§ Data to use:
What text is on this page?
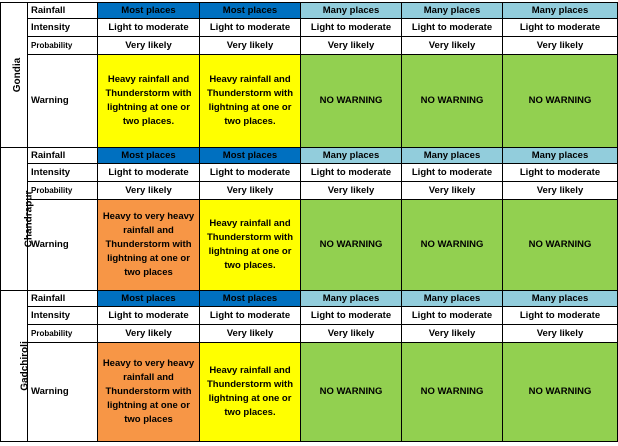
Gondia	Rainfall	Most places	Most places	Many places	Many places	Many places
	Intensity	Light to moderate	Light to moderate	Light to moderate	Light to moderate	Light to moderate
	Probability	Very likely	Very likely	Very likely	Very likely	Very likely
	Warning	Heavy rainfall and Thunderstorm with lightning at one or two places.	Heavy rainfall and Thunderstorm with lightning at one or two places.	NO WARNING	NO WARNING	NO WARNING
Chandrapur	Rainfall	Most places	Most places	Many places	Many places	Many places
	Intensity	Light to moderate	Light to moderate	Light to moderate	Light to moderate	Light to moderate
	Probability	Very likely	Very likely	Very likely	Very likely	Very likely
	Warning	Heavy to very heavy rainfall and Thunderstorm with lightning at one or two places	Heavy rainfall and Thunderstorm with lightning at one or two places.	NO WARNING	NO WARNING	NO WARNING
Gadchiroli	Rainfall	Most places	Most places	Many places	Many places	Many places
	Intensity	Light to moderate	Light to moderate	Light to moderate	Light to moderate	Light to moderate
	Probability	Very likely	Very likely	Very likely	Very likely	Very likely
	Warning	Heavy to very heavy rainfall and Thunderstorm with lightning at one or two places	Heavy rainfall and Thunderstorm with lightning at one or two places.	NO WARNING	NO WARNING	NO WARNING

§ Work to complete: Repeat each entry exactly. Pictures do not belong in the copy.

§ Completed exercise:
What text is on this page?
Gondia	Rainfall	Most places	Most places	Many places	Many places	Many places
	Intensity	Light to moderate	Light to moderate	Light to moderate	Light to moderate	Light to moderate
	Probability	Very likely	Very likely	Very likely	Very likely	Very likely
	Warning	Heavy rainfall and Thunderstorm with lightning at one or two places.	Heavy rainfall and Thunderstorm with lightning at one or two places.	NO WARNING	NO WARNING	NO WARNING
Chandrapur	Rainfall	Most places	Most places	Many places	Many places	Many places
	Intensity	Light to moderate	Light to moderate	Light to moderate	Light to moderate	Light to moderate
	Probability	Very likely	Very likely	Very likely	Very likely	Very likely
	Warning	Heavy to very heavy rainfall and Thunderstorm with lightning at one or two places	Heavy rainfall and Thunderstorm with lightning at one or two places.	NO WARNING	NO WARNING	NO WARNING
Gadchiroli	Rainfall	Most places	Most places	Many places	Many places	Many places
	Intensity	Light to moderate	Light to moderate	Light to moderate	Light to moderate	Light to moderate
	Probability	Very likely	Very likely	Very likely	Very likely	Very likely
	Warning	Heavy to very heavy rainfall and Thunderstorm with lightning at one or two places	Heavy rainfall and Thunderstorm with lightning at one or two places.	NO WARNING	NO WARNING	NO WARNING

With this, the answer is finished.